# What the exercise asks
Every line of the data that contains the string "就业前景" must be copied.

# Dataset entries
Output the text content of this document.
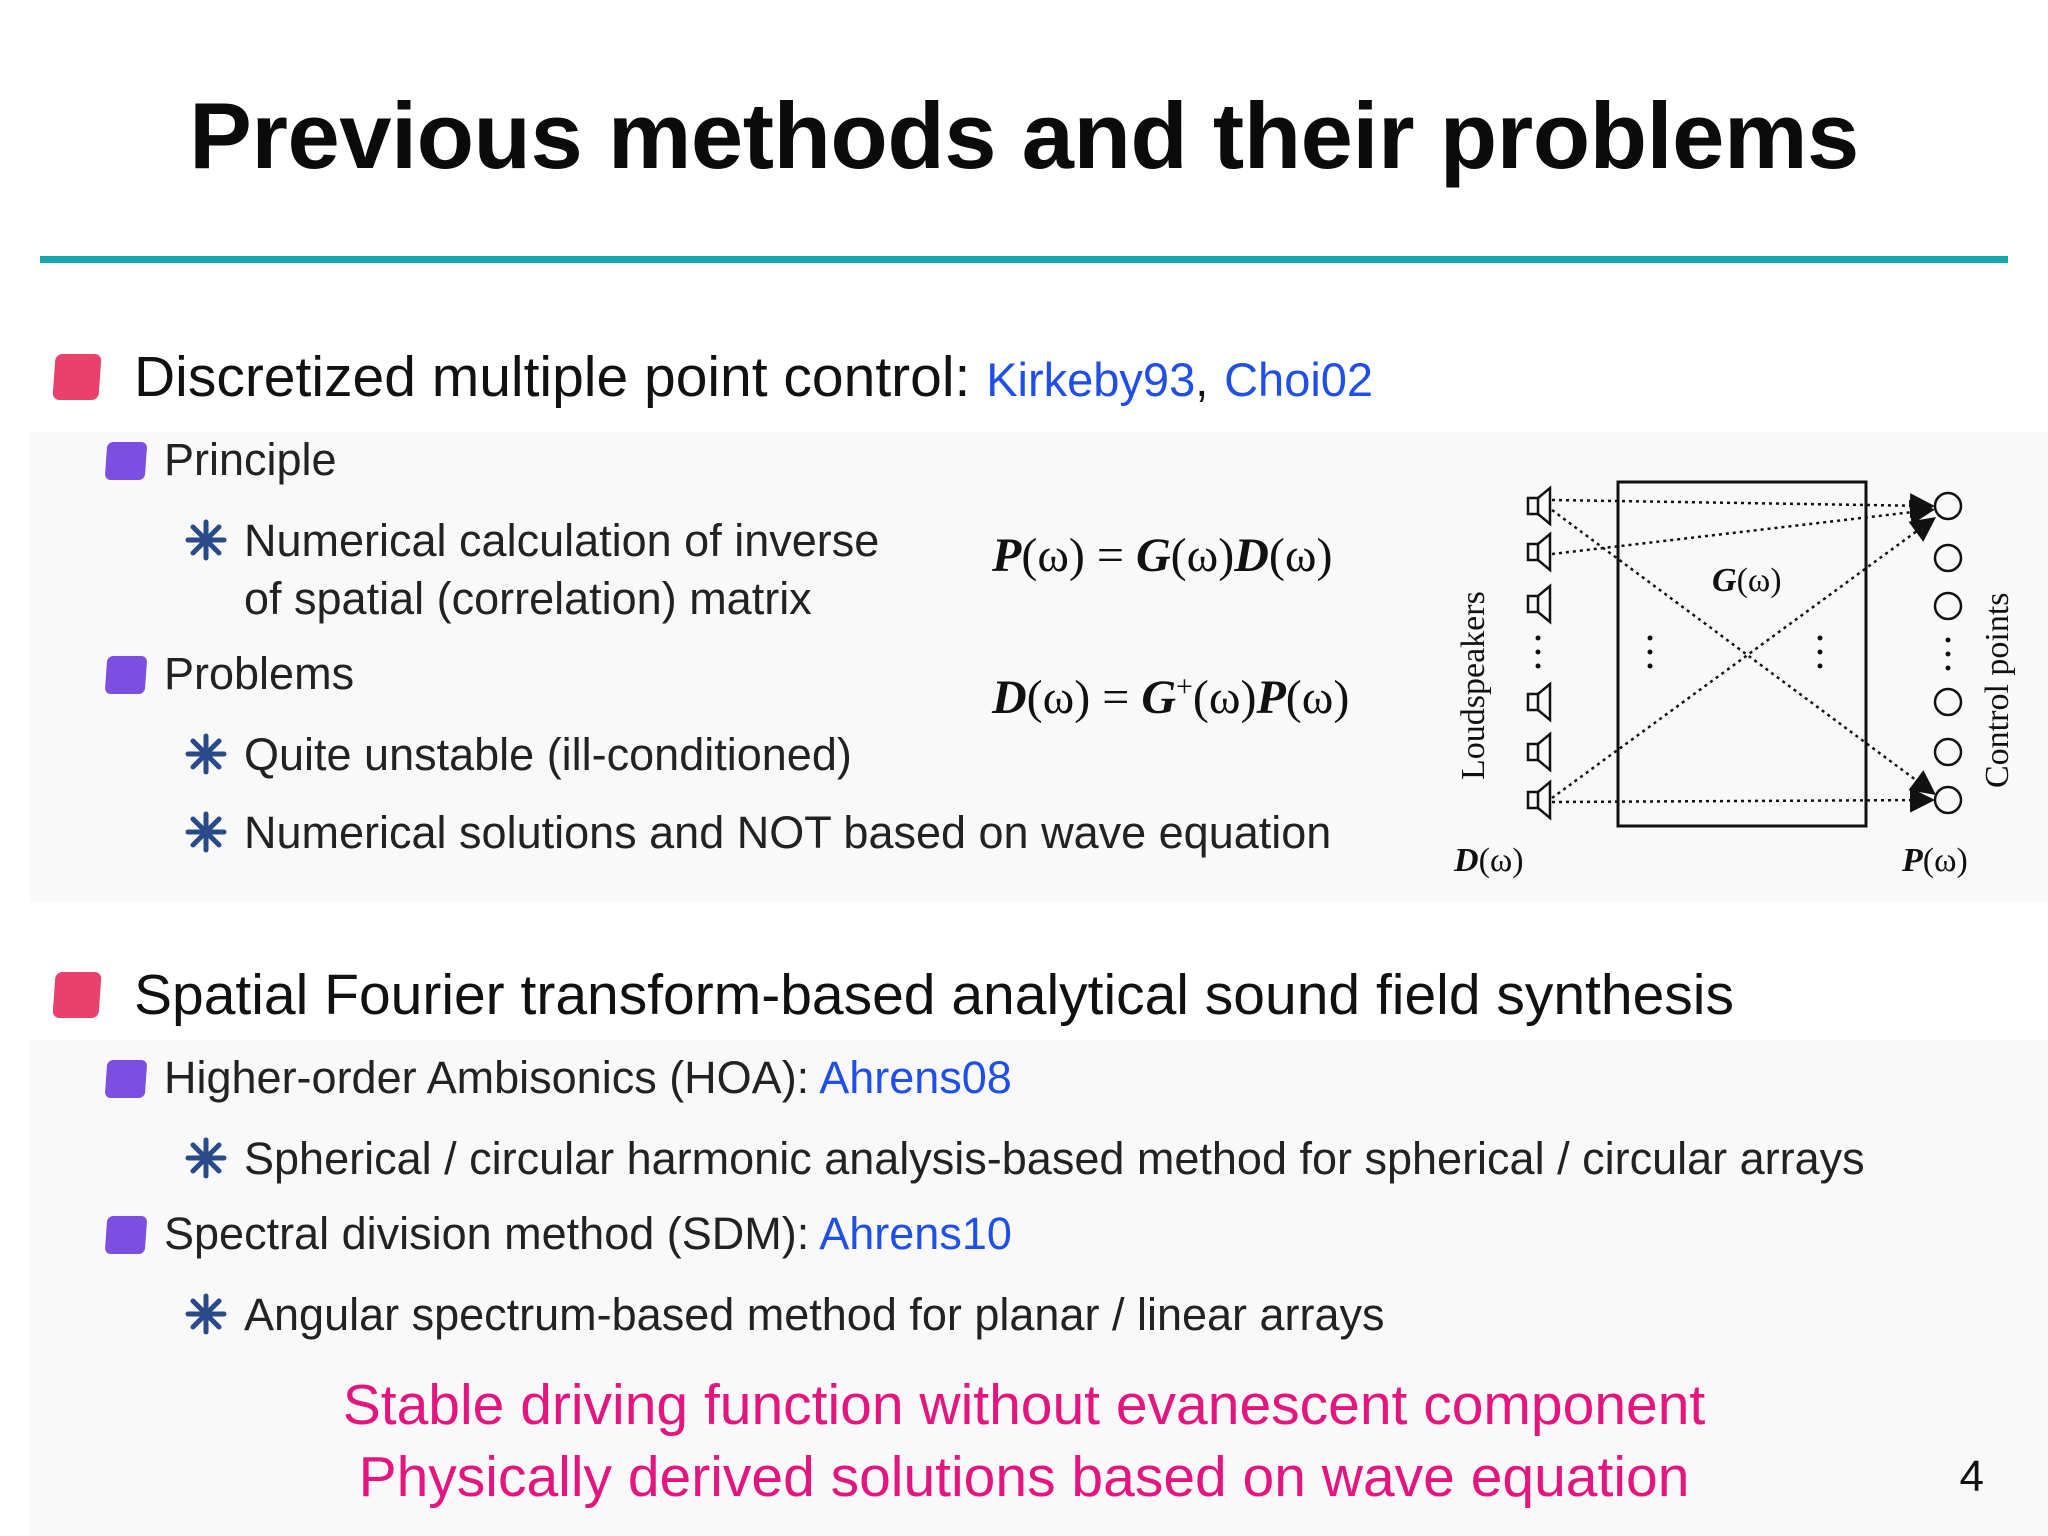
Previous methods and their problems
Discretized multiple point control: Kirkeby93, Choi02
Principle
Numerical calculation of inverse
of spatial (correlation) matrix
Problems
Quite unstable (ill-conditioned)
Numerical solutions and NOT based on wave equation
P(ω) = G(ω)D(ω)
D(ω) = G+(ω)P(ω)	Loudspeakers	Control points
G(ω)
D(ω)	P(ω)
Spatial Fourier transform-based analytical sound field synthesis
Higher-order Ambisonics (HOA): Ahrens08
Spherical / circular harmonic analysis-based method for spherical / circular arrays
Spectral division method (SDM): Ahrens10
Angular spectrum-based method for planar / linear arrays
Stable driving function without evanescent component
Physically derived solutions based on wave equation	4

---

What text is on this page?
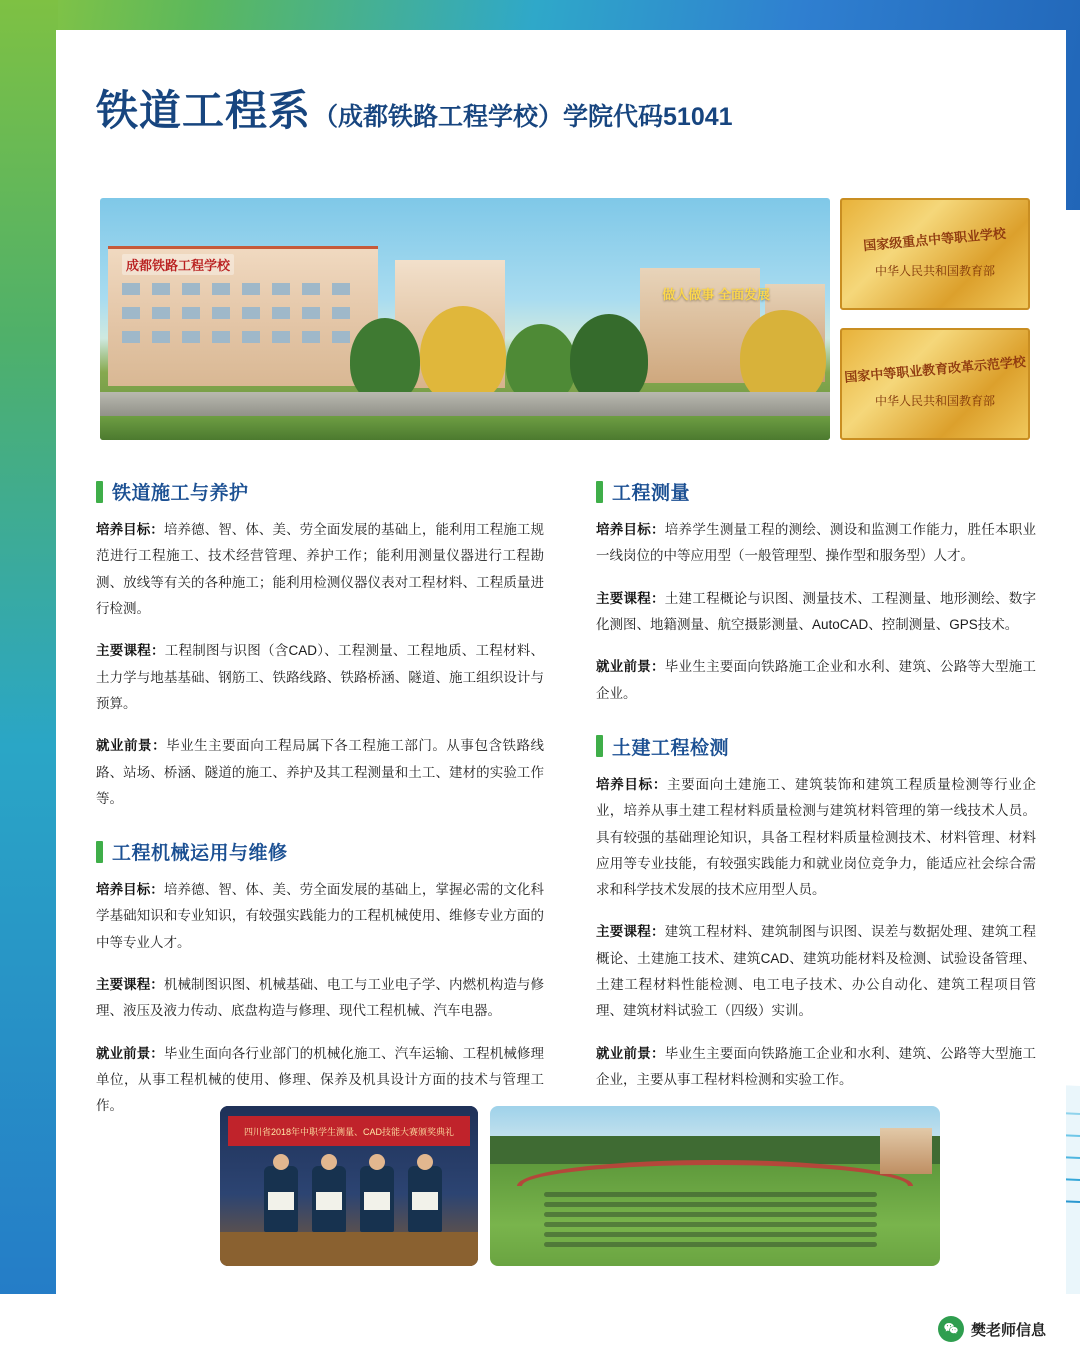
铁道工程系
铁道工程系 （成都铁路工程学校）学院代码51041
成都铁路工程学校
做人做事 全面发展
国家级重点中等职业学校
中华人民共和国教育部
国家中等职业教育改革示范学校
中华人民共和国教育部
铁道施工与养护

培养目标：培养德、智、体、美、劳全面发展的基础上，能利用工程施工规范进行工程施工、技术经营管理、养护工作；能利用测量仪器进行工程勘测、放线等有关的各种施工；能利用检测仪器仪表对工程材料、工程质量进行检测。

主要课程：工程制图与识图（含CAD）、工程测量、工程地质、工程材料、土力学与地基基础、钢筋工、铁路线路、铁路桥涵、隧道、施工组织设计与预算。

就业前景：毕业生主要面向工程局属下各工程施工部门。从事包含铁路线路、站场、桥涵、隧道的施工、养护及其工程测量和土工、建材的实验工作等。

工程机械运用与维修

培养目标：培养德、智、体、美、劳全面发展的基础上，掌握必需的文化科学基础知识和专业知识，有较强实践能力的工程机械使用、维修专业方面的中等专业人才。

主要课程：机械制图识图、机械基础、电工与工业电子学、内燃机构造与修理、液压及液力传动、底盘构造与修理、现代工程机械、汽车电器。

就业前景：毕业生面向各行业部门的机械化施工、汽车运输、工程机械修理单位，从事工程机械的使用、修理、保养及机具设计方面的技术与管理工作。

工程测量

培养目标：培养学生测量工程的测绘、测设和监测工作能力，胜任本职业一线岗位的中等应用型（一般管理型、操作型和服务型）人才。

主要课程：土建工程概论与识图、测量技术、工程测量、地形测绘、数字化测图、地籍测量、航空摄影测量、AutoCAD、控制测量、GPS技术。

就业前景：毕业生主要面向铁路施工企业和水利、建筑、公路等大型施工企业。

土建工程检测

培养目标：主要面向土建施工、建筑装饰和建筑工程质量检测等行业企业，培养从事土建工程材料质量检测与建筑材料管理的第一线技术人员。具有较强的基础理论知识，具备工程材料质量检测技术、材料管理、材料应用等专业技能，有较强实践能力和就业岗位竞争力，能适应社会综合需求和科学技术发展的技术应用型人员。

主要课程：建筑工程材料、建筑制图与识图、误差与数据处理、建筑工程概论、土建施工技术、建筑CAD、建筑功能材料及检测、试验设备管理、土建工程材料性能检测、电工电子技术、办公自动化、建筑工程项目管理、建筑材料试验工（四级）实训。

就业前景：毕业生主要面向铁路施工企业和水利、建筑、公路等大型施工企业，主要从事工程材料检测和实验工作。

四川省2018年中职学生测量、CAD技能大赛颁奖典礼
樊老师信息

# The result
就业前景：毕业生主要面向工程局属下各工程施工部门。从事包含铁路线路、站场、桥涵、隧道的施工、养护及其工程测量和土工、建材的实验工作等。
就业前景：毕业生面向各行业部门的机械化施工、汽车运输、工程机械修理单位，从事工程机械的使用、修理、保养及机具设计方面的技术与管理工作。
就业前景：毕业生主要面向铁路施工企业和水利、建筑、公路等大型施工企业。
就业前景：毕业生主要面向铁路施工企业和水利、建筑、公路等大型施工企业，主要从事工程材料检测和实验工作。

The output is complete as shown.